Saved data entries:
━━━━━━━━

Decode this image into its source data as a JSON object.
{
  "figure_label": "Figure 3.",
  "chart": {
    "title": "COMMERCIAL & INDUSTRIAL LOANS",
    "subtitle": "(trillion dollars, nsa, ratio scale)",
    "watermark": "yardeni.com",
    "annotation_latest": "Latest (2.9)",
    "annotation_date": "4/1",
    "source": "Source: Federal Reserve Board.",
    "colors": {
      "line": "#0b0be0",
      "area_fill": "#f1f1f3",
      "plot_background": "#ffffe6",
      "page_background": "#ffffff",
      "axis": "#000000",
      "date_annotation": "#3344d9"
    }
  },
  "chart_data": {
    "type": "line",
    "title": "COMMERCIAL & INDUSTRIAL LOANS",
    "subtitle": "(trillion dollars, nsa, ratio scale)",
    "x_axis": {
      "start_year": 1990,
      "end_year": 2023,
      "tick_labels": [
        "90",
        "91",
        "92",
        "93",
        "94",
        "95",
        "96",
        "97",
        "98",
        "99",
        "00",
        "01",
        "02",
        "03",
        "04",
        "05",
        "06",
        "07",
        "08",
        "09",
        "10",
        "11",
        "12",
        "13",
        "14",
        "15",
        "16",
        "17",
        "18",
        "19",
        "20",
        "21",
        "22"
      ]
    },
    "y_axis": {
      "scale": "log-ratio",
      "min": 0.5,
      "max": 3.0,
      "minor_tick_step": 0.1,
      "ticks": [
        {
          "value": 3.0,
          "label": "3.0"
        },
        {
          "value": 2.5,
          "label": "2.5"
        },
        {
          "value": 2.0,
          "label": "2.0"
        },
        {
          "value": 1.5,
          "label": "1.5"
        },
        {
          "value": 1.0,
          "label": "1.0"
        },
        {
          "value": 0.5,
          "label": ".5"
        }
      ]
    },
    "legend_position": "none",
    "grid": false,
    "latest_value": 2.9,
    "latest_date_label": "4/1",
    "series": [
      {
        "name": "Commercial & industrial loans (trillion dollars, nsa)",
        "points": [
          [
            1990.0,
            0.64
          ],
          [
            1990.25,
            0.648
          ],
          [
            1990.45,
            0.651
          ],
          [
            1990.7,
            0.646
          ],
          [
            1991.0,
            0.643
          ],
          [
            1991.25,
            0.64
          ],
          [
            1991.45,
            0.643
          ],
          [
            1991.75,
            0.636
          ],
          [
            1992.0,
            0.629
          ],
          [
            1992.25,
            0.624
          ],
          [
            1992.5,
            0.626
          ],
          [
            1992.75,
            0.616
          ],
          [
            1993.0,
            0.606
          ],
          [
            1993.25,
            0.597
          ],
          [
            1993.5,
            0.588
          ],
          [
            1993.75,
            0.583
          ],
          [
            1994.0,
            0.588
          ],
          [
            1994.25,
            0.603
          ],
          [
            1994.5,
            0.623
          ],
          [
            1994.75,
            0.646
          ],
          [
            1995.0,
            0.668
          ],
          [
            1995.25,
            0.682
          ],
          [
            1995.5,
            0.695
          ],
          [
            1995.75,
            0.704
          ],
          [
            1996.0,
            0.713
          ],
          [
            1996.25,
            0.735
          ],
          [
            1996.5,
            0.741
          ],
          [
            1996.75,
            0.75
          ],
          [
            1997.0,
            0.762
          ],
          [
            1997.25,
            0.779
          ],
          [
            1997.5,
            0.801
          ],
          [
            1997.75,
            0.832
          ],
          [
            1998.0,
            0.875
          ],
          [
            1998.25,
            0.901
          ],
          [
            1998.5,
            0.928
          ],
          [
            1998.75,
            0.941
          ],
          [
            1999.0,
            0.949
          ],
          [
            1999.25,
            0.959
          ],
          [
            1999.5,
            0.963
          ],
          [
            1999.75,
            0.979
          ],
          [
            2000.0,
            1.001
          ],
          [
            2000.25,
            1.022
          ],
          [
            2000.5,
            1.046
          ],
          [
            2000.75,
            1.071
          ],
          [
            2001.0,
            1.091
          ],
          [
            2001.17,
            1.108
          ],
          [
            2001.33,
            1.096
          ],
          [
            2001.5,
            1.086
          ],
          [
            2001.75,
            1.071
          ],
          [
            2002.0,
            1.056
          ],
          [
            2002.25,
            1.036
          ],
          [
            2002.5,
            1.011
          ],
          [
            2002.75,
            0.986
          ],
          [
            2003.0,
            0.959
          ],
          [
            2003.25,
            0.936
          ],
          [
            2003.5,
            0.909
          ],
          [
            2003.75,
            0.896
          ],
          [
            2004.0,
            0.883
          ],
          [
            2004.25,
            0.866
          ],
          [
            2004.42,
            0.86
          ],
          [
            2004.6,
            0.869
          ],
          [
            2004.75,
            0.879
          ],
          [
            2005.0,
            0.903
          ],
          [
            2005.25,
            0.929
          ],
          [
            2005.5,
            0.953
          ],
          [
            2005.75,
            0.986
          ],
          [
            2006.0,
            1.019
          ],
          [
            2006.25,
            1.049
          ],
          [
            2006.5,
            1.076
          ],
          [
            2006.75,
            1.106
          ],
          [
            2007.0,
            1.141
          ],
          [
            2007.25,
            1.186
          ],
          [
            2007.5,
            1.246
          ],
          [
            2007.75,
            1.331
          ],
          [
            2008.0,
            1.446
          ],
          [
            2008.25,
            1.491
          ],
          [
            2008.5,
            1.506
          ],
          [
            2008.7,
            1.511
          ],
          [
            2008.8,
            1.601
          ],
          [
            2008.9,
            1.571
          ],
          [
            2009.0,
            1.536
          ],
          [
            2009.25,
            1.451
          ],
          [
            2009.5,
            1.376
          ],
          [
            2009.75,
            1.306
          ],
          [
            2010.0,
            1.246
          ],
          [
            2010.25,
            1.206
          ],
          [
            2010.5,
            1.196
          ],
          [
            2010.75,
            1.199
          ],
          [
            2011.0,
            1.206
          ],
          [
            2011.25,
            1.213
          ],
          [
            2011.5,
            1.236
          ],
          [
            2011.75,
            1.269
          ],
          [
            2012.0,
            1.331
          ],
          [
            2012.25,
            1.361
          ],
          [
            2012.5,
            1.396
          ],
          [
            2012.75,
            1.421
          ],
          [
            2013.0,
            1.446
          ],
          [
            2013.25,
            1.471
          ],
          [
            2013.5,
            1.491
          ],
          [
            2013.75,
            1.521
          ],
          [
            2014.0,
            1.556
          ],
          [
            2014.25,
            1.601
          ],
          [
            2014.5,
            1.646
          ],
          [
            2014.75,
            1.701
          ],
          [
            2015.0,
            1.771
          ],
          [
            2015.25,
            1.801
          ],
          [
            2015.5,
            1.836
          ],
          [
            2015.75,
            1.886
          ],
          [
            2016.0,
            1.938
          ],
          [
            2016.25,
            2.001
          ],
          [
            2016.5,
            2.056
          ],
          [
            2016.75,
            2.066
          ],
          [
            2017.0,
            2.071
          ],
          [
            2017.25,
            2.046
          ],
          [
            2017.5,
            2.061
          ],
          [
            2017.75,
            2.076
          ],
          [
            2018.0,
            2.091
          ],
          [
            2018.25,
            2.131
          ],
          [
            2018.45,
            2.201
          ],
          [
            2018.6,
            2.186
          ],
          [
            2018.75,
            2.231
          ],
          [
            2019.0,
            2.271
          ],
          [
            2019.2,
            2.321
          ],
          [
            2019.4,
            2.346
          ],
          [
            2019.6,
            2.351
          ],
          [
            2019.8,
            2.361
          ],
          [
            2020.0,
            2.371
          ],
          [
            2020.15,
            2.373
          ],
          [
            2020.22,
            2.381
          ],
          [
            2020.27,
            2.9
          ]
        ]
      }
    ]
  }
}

━━━━━━━━

- REQUIREMENTS:
All of the entries must be quoted exactly; please include each one.

- RESULT OF THE EXERCISE:
Decode this image into its source data as a JSON object.
{
  "figure_label": "Figure 3.",
  "chart": {
    "title": "COMMERCIAL & INDUSTRIAL LOANS",
    "subtitle": "(trillion dollars, nsa, ratio scale)",
    "watermark": "yardeni.com",
    "annotation_latest": "Latest (2.9)",
    "annotation_date": "4/1",
    "source": "Source: Federal Reserve Board.",
    "colors": {
      "line": "#0b0be0",
      "area_fill": "#f1f1f3",
      "plot_background": "#ffffe6",
      "page_background": "#ffffff",
      "axis": "#000000",
      "date_annotation": "#3344d9"
    }
  },
  "chart_data": {
    "type": "line",
    "title": "COMMERCIAL & INDUSTRIAL LOANS",
    "subtitle": "(trillion dollars, nsa, ratio scale)",
    "x_axis": {
      "start_year": 1990,
      "end_year": 2023,
      "tick_labels": [
        "90",
        "91",
        "92",
        "93",
        "94",
        "95",
        "96",
        "97",
        "98",
        "99",
        "00",
        "01",
        "02",
        "03",
        "04",
        "05",
        "06",
        "07",
        "08",
        "09",
        "10",
        "11",
        "12",
        "13",
        "14",
        "15",
        "16",
        "17",
        "18",
        "19",
        "20",
        "21",
        "22"
      ]
    },
    "y_axis": {
      "scale": "log-ratio",
      "min": 0.5,
      "max": 3.0,
      "minor_tick_step": 0.1,
      "ticks": [
        {
          "value": 3.0,
          "label": "3.0"
        },
        {
          "value": 2.5,
          "label": "2.5"
        },
        {
          "value": 2.0,
          "label": "2.0"
        },
        {
          "value": 1.5,
          "label": "1.5"
        },
        {
          "value": 1.0,
          "label": "1.0"
        },
        {
          "value": 0.5,
          "label": ".5"
        }
      ]
    },
    "legend_position": "none",
    "grid": false,
    "latest_value": 2.9,
    "latest_date_label": "4/1",
    "series": [
      {
        "name": "Commercial & industrial loans (trillion dollars, nsa)",
        "points": [
          [
            1990.0,
            0.64
          ],
          [
            1990.25,
            0.648
          ],
          [
            1990.45,
            0.651
          ],
          [
            1990.7,
            0.646
          ],
          [
            1991.0,
            0.643
          ],
          [
            1991.25,
            0.64
          ],
          [
            1991.45,
            0.643
          ],
          [
            1991.75,
            0.636
          ],
          [
            1992.0,
            0.629
          ],
          [
            1992.25,
            0.624
          ],
          [
            1992.5,
            0.626
          ],
          [
            1992.75,
            0.616
          ],
          [
            1993.0,
            0.606
          ],
          [
            1993.25,
            0.597
          ],
          [
            1993.5,
            0.588
          ],
          [
            1993.75,
            0.583
          ],
          [
            1994.0,
            0.588
          ],
          [
            1994.25,
            0.603
          ],
          [
            1994.5,
            0.623
          ],
          [
            1994.75,
            0.646
          ],
          [
            1995.0,
            0.668
          ],
          [
            1995.25,
            0.682
          ],
          [
            1995.5,
            0.695
          ],
          [
            1995.75,
            0.704
          ],
          [
            1996.0,
            0.713
          ],
          [
            1996.25,
            0.735
          ],
          [
            1996.5,
            0.741
          ],
          [
            1996.75,
            0.75
          ],
          [
            1997.0,
            0.762
          ],
          [
            1997.25,
            0.779
          ],
          [
            1997.5,
            0.801
          ],
          [
            1997.75,
            0.832
          ],
          [
            1998.0,
            0.875
          ],
          [
            1998.25,
            0.901
          ],
          [
            1998.5,
            0.928
          ],
          [
            1998.75,
            0.941
          ],
          [
            1999.0,
            0.949
          ],
          [
            1999.25,
            0.959
          ],
          [
            1999.5,
            0.963
          ],
          [
            1999.75,
            0.979
          ],
          [
            2000.0,
            1.001
          ],
          [
            2000.25,
            1.022
          ],
          [
            2000.5,
            1.046
          ],
          [
            2000.75,
            1.071
          ],
          [
            2001.0,
            1.091
          ],
          [
            2001.17,
            1.108
          ],
          [
            2001.33,
            1.096
          ],
          [
            2001.5,
            1.086
          ],
          [
            2001.75,
            1.071
          ],
          [
            2002.0,
            1.056
          ],
          [
            2002.25,
            1.036
          ],
          [
            2002.5,
            1.011
          ],
          [
            2002.75,
            0.986
          ],
          [
            2003.0,
            0.959
          ],
          [
            2003.25,
            0.936
          ],
          [
            2003.5,
            0.909
          ],
          [
            2003.75,
            0.896
          ],
          [
            2004.0,
            0.883
          ],
          [
            2004.25,
            0.866
          ],
          [
            2004.42,
            0.86
          ],
          [
            2004.6,
            0.869
          ],
          [
            2004.75,
            0.879
          ],
          [
            2005.0,
            0.903
          ],
          [
            2005.25,
            0.929
          ],
          [
            2005.5,
            0.953
          ],
          [
            2005.75,
            0.986
          ],
          [
            2006.0,
            1.019
          ],
          [
            2006.25,
            1.049
          ],
          [
            2006.5,
            1.076
          ],
          [
            2006.75,
            1.106
          ],
          [
            2007.0,
            1.141
          ],
          [
            2007.25,
            1.186
          ],
          [
            2007.5,
            1.246
          ],
          [
            2007.75,
            1.331
          ],
          [
            2008.0,
            1.446
          ],
          [
            2008.25,
            1.491
          ],
          [
            2008.5,
            1.506
          ],
          [
            2008.7,
            1.511
          ],
          [
            2008.8,
            1.601
          ],
          [
            2008.9,
            1.571
          ],
          [
            2009.0,
            1.536
          ],
          [
            2009.25,
            1.451
          ],
          [
            2009.5,
            1.376
          ],
          [
            2009.75,
            1.306
          ],
          [
            2010.0,
            1.246
          ],
          [
            2010.25,
            1.206
          ],
          [
            2010.5,
            1.196
          ],
          [
            2010.75,
            1.199
          ],
          [
            2011.0,
            1.206
          ],
          [
            2011.25,
            1.213
          ],
          [
            2011.5,
            1.236
          ],
          [
            2011.75,
            1.269
          ],
          [
            2012.0,
            1.331
          ],
          [
            2012.25,
            1.361
          ],
          [
            2012.5,
            1.396
          ],
          [
            2012.75,
            1.421
          ],
          [
            2013.0,
            1.446
          ],
          [
            2013.25,
            1.471
          ],
          [
            2013.5,
            1.491
          ],
          [
            2013.75,
            1.521
          ],
          [
            2014.0,
            1.556
          ],
          [
            2014.25,
            1.601
          ],
          [
            2014.5,
            1.646
          ],
          [
            2014.75,
            1.701
          ],
          [
            2015.0,
            1.771
          ],
          [
            2015.25,
            1.801
          ],
          [
            2015.5,
            1.836
          ],
          [
            2015.75,
            1.886
          ],
          [
            2016.0,
            1.938
          ],
          [
            2016.25,
            2.001
          ],
          [
            2016.5,
            2.056
          ],
          [
            2016.75,
            2.066
          ],
          [
            2017.0,
            2.071
          ],
          [
            2017.25,
            2.046
          ],
          [
            2017.5,
            2.061
          ],
          [
            2017.75,
            2.076
          ],
          [
            2018.0,
            2.091
          ],
          [
            2018.25,
            2.131
          ],
          [
            2018.45,
            2.201
          ],
          [
            2018.6,
            2.186
          ],
          [
            2018.75,
            2.231
          ],
          [
            2019.0,
            2.271
          ],
          [
            2019.2,
            2.321
          ],
          [
            2019.4,
            2.346
          ],
          [
            2019.6,
            2.351
          ],
          [
            2019.8,
            2.361
          ],
          [
            2020.0,
            2.371
          ],
          [
            2020.15,
            2.373
          ],
          [
            2020.22,
            2.381
          ],
          [
            2020.27,
            2.9
          ]
        ]
      }
    ]
  }
}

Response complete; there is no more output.